Aim
Pull every line that holds the word "Country" from the entries.

Dataset entries:
┌──
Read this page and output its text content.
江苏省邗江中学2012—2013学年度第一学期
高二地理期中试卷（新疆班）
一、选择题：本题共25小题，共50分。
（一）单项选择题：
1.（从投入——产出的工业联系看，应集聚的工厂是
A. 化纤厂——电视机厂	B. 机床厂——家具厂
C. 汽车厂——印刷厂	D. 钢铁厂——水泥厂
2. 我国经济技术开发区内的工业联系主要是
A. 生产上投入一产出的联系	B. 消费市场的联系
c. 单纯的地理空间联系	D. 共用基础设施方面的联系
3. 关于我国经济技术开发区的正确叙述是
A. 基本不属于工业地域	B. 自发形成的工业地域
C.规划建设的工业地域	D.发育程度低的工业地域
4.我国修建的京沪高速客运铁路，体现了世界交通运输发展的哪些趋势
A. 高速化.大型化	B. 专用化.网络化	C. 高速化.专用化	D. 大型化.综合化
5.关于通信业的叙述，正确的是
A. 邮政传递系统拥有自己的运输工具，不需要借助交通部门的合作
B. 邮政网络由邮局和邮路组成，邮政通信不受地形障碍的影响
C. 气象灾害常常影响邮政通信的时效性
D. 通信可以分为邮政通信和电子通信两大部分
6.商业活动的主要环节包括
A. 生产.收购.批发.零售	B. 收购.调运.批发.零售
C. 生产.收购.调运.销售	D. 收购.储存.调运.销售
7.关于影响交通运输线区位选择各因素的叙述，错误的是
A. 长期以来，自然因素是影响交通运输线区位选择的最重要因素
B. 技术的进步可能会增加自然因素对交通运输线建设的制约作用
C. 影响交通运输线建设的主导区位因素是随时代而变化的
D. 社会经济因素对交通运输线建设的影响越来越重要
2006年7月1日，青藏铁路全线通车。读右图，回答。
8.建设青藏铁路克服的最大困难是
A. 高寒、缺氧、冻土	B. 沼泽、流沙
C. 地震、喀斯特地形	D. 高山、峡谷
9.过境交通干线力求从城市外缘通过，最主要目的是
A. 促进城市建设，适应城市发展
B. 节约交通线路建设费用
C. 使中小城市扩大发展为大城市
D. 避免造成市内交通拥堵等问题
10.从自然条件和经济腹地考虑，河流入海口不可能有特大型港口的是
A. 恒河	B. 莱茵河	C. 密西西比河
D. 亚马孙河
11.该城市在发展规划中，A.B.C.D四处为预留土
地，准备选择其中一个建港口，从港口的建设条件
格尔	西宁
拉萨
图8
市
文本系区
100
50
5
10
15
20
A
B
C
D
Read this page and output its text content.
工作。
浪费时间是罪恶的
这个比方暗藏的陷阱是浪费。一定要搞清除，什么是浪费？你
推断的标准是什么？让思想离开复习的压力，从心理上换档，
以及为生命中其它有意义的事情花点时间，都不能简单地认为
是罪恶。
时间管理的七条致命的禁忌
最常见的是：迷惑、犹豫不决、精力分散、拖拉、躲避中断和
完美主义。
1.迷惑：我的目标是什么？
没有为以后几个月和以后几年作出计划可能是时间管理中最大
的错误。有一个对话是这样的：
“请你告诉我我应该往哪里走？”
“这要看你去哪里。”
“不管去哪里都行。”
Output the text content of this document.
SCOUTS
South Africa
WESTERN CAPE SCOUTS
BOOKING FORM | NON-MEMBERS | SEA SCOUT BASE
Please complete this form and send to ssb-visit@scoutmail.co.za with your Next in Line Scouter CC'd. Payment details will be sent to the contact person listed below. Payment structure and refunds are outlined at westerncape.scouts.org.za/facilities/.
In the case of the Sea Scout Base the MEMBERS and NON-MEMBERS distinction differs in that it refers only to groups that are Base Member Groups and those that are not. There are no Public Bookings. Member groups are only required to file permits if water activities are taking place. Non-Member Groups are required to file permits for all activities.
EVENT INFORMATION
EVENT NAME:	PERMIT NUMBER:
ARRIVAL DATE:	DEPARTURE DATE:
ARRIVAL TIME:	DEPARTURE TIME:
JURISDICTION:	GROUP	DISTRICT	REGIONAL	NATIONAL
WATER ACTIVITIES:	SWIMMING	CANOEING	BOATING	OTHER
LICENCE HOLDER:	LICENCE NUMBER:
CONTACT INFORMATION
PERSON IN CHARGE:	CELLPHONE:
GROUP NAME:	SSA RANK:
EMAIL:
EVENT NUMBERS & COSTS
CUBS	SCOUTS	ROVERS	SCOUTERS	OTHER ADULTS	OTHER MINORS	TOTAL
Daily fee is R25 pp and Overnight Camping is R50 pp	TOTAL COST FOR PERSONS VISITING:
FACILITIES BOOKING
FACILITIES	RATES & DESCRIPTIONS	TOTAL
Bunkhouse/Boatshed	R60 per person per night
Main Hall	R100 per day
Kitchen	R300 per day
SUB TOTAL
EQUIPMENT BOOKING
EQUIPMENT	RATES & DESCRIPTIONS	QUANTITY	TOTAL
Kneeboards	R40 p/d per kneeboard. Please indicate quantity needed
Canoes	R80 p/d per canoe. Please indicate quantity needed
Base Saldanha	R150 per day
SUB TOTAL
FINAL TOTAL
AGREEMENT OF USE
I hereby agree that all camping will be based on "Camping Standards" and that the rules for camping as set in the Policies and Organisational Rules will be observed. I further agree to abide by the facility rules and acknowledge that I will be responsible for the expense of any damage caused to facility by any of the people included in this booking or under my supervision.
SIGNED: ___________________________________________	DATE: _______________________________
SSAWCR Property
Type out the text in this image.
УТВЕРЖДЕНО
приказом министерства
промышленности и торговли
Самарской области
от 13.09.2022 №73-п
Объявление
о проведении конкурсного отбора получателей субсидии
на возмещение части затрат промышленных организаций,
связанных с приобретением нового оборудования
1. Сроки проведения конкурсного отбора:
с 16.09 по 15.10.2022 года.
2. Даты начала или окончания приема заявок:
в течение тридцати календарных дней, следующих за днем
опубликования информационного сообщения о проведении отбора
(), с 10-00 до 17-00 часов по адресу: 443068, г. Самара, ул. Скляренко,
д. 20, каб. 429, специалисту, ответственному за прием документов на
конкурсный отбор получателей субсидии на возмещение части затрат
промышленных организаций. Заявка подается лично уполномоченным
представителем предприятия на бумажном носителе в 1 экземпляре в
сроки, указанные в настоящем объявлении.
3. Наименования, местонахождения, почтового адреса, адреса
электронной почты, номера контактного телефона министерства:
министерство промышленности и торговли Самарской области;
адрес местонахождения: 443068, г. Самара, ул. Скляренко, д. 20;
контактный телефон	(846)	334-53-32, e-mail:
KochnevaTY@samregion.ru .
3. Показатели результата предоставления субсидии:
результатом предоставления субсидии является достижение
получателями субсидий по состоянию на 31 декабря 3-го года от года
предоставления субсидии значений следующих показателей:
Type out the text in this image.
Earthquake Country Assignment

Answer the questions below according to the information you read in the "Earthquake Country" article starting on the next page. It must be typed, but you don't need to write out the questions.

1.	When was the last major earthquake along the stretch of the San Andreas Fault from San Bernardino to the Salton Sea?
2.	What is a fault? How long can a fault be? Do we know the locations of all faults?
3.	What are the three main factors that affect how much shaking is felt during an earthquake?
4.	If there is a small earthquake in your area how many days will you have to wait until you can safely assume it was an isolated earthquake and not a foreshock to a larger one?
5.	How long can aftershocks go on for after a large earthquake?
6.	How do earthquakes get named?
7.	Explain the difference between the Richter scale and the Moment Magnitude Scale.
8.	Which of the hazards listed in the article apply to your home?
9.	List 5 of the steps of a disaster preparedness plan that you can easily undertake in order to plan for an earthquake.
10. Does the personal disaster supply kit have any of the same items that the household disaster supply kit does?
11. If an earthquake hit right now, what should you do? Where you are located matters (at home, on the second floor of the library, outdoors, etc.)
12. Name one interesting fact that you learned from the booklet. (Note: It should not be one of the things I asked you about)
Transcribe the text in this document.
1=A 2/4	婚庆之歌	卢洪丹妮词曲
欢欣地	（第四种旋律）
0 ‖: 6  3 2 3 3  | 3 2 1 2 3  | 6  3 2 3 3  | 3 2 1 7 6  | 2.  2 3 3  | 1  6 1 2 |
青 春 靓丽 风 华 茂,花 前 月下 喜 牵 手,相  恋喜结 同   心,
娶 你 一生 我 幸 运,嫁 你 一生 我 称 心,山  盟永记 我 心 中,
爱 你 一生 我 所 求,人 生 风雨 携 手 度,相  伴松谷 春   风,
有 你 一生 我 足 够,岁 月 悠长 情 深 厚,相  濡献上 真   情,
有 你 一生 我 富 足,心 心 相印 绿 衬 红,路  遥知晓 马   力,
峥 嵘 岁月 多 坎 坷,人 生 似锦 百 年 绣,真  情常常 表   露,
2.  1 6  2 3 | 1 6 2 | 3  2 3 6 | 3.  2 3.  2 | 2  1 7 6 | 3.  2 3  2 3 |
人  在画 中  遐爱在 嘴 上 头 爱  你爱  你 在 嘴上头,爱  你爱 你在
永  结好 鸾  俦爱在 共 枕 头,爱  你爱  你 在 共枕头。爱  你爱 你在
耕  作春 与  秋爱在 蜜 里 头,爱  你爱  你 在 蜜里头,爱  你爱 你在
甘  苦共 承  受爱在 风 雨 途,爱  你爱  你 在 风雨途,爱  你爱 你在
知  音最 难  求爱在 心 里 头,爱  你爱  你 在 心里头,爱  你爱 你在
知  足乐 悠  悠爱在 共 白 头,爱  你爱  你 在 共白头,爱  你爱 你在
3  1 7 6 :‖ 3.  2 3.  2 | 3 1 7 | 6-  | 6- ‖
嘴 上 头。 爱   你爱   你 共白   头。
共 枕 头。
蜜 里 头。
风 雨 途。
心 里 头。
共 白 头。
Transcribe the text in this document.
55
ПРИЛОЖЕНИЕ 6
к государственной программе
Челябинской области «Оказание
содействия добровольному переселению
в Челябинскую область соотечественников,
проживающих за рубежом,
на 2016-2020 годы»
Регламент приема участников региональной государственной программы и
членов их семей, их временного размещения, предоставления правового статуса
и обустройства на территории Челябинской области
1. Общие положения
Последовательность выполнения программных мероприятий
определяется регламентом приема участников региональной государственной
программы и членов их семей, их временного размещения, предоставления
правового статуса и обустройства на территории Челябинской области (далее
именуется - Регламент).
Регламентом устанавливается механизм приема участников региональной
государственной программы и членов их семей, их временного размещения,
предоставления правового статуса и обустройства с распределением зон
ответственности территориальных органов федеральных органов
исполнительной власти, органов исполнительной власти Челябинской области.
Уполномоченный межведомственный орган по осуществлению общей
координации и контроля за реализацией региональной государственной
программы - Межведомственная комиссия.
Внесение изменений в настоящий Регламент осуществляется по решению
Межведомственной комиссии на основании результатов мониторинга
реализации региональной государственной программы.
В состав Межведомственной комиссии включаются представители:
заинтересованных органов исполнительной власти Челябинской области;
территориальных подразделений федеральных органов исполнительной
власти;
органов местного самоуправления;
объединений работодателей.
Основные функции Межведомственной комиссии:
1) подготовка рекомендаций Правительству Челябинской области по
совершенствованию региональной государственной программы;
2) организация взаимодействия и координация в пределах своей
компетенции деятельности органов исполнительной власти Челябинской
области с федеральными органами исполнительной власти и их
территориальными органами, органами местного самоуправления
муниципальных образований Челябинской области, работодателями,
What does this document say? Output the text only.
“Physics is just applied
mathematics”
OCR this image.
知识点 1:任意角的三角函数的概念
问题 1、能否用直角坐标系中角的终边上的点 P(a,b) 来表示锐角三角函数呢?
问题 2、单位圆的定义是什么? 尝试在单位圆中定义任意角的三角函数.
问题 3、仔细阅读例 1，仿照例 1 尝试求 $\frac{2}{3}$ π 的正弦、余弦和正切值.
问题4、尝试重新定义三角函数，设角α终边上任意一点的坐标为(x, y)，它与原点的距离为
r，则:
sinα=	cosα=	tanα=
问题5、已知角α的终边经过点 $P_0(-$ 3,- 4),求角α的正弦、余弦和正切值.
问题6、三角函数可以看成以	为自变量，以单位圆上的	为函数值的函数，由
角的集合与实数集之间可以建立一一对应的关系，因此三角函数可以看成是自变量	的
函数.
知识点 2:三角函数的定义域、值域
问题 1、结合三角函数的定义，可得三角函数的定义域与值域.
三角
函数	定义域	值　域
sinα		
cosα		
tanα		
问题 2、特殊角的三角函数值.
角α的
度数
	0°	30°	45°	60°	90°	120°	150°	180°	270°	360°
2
└──
Output of the task
Earthquake Country Assignment
Answer the questions below according to the information you read in the "Earthquake Country" article starting on the next page. It must be typed, but you don't need to write out the questions.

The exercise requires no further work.